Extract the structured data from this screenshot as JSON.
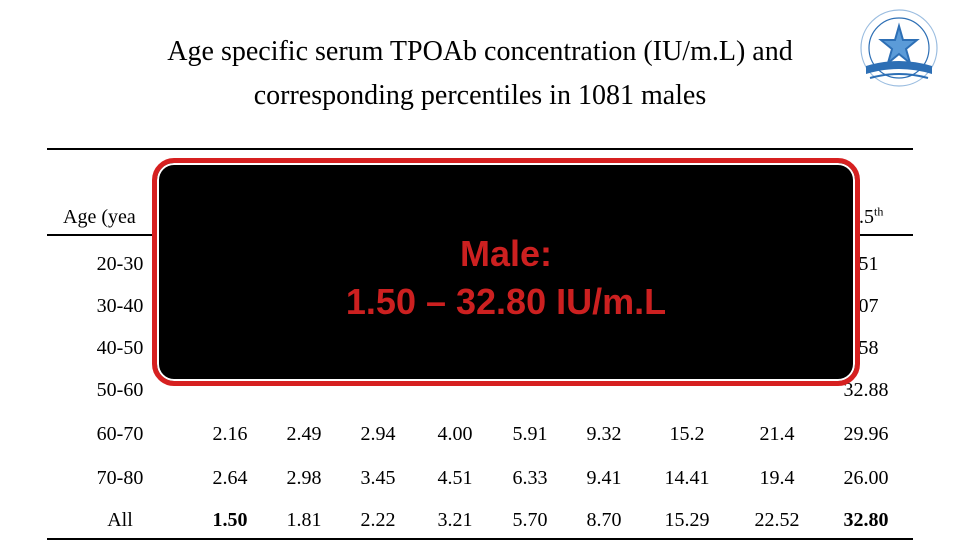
{
  "title": {
    "line1": "Age specific serum TPOAb concentration (IU/m.L) and",
    "line2": "corresponding percentiles in 1081 males"
  },
  "table": {
    "header_first": "Age (yea",
    "header_last": ".5",
    "header_last_sup": "th",
    "rows": [
      {
        "age": "20-30",
        "values": [
          "",
          "",
          "",
          "",
          "",
          "",
          "",
          "",
          ".51"
        ],
        "bold": false
      },
      {
        "age": "30-40",
        "values": [
          "",
          "",
          "",
          "",
          "",
          "",
          "",
          "",
          ".07"
        ],
        "bold": false
      },
      {
        "age": "40-50",
        "values": [
          "",
          "",
          "",
          "",
          "",
          "",
          "",
          "",
          ".58"
        ],
        "bold": false
      },
      {
        "age": "50-60",
        "values": [
          "",
          "",
          "",
          "",
          "",
          "",
          "",
          "",
          "32.88"
        ],
        "bold": false
      },
      {
        "age": "60-70",
        "values": [
          "2.16",
          "2.49",
          "2.94",
          "4.00",
          "5.91",
          "9.32",
          "15.2",
          "21.4",
          "29.96"
        ],
        "bold": false
      },
      {
        "age": "70-80",
        "values": [
          "2.64",
          "2.98",
          "3.45",
          "4.51",
          "6.33",
          "9.41",
          "14.41",
          "19.4",
          "26.00"
        ],
        "bold": false
      },
      {
        "age": "All",
        "values": [
          "1.50",
          "1.81",
          "2.22",
          "3.21",
          "5.70",
          "8.70",
          "15.29",
          "22.52",
          "32.80"
        ],
        "bold_cols": [
          0,
          8
        ]
      }
    ]
  },
  "overlay": {
    "line1": "Male:",
    "line2": "1.50 – 32.80  IU/m.L",
    "border_color": "#d62020",
    "text_color": "#cc2020"
  },
  "logo_icon": "university-emblem-icon"
}
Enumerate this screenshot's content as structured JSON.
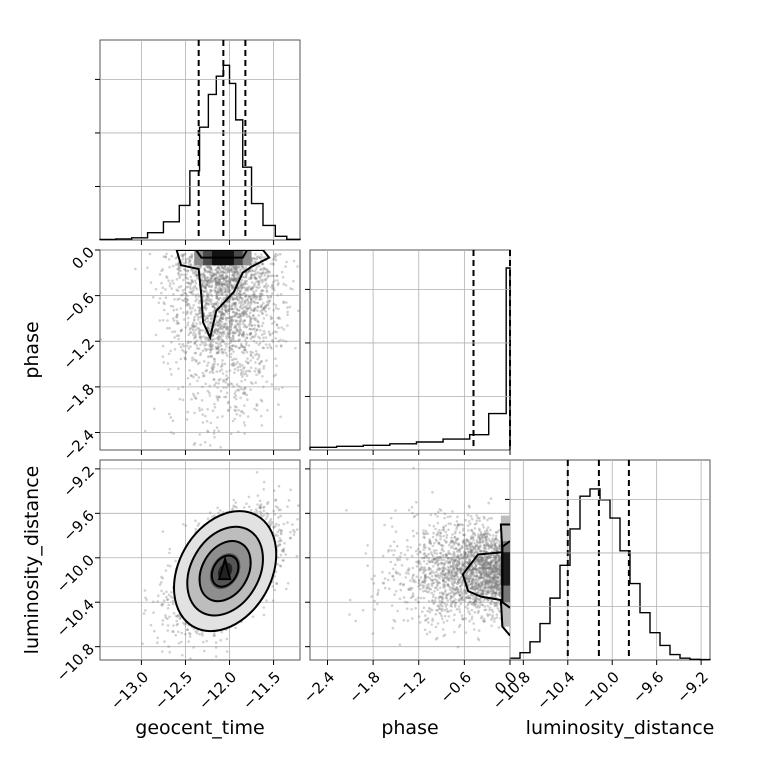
○ ○ ○ ○ ○ ○ ○
• **Work instructions**
Using the records given above, list every line that includes the word "this".

• **Written response**
Extract the structured data from this screenshot as JSON.
Enumerate this screenshot's content as structured JSON.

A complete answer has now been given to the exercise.